*Set problem:* Select the lines of the records containing the word "riesgo" and list them.

(Dataset entries)
──────────
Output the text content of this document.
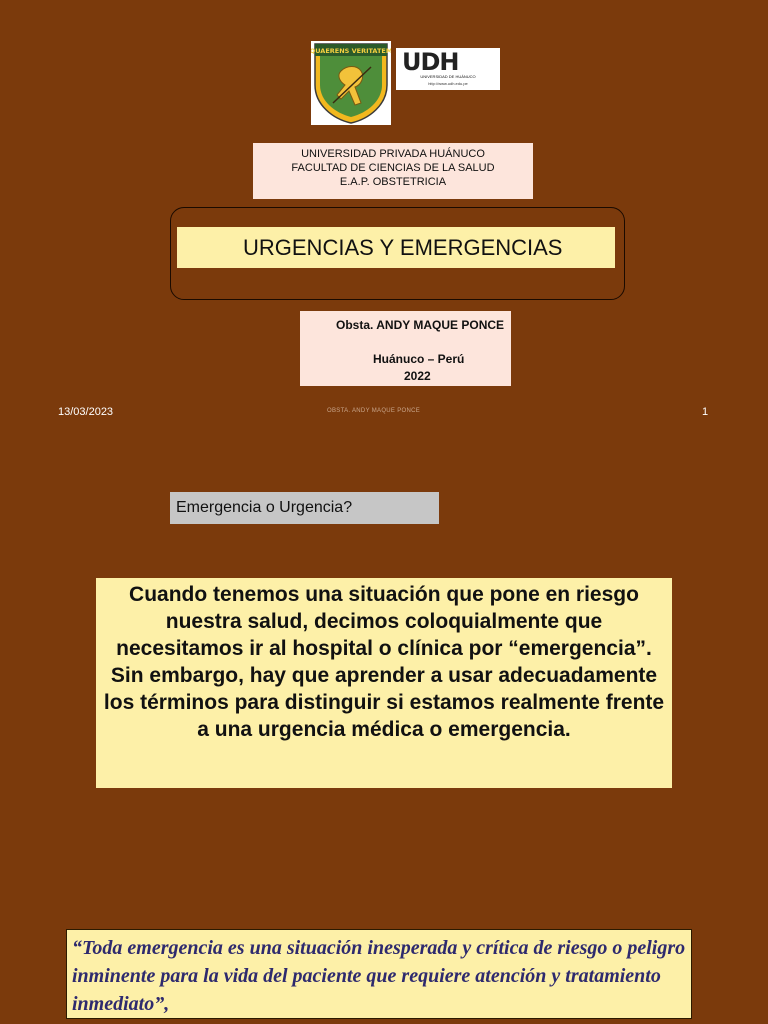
QUAERENS VERITATEM UDH
UNIVERSIDAD DE HUÁNUCO
http://www.udh.edu.pe
UNIVERSIDAD PRIVADA HUÁNUCO
FACULTAD DE CIENCIAS DE LA SALUD
E.A.P. OBSTETRICIA
URGENCIAS Y EMERGENCIAS
Obsta. ANDY MAQUE PONCE
Huánuco – Perú
2022
13/03/2023	OBSTA. ANDY MAQUE PONCE	1
Emergencia o Urgencia?
Cuando tenemos una situación que pone en riesgo nuestra salud, decimos coloquialmente que necesitamos ir al hospital o clínica por “emergencia”. Sin embargo, hay que aprender a usar adecuadamente los términos para distinguir si estamos realmente frente a una urgencia médica o emergencia.
“Toda emergencia es una situación inesperada y crítica de riesgo o peligro inminente para la vida del paciente que requiere atención y tratamiento inmediato”,
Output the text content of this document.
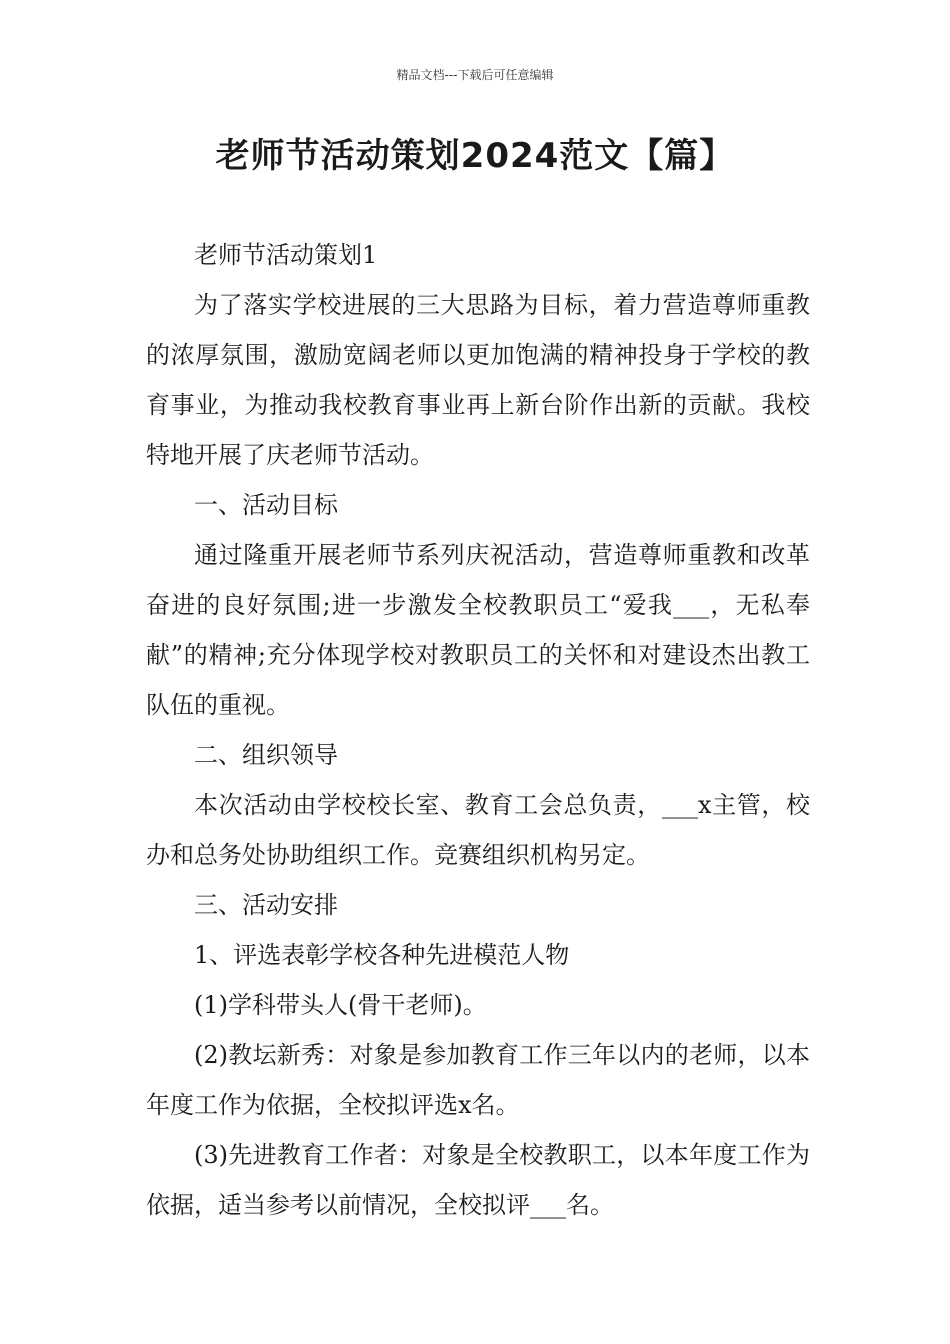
精品文档---下载后可任意编辑
老师节活动策划2024范文【篇】

老师节活动策划1

为了落实学校进展的三大思路为目标，着力营造尊师重教的浓厚氛围，激励宽阔老师以更加饱满的精神投身于学校的教育事业，为推动我校教育事业再上新台阶作出新的贡献。我校特地开展了庆老师节活动。

一、活动目标

通过隆重开展老师节系列庆祝活动，营造尊师重教和改革奋进的良好氛围;进一步激发全校教职员工“爱我___，无私奉献”的精神;充分体现学校对教职员工的关怀和对建设杰出教工队伍的重视。

二、组织领导

本次活动由学校校长室、教育工会总负责，___x主管，校办和总务处协助组织工作。竞赛组织机构另定。

三、活动安排

1、评选表彰学校各种先进模范人物

(1)学科带头人(骨干老师)。

(2)教坛新秀：对象是参加教育工作三年以内的老师，以本年度工作为依据，全校拟评选x名。

(3)先进教育工作者：对象是全校教职工，以本年度工作为依据，适当参考以前情况，全校拟评___名。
──────────
*The response:*
Cuando tenemos una situación que pone en riesgo nuestra salud, decimos coloquialmente que necesitamos ir al hospital o clínica por “emergencia”. Sin embargo, hay que aprender a usar adecuadamente los términos para distinguir si estamos realmente frente a una urgencia médica o emergencia.
“Toda emergencia es una situación inesperada y crítica de riesgo o peligro inminente para la vida del paciente que requiere atención y tratamiento inmediato”,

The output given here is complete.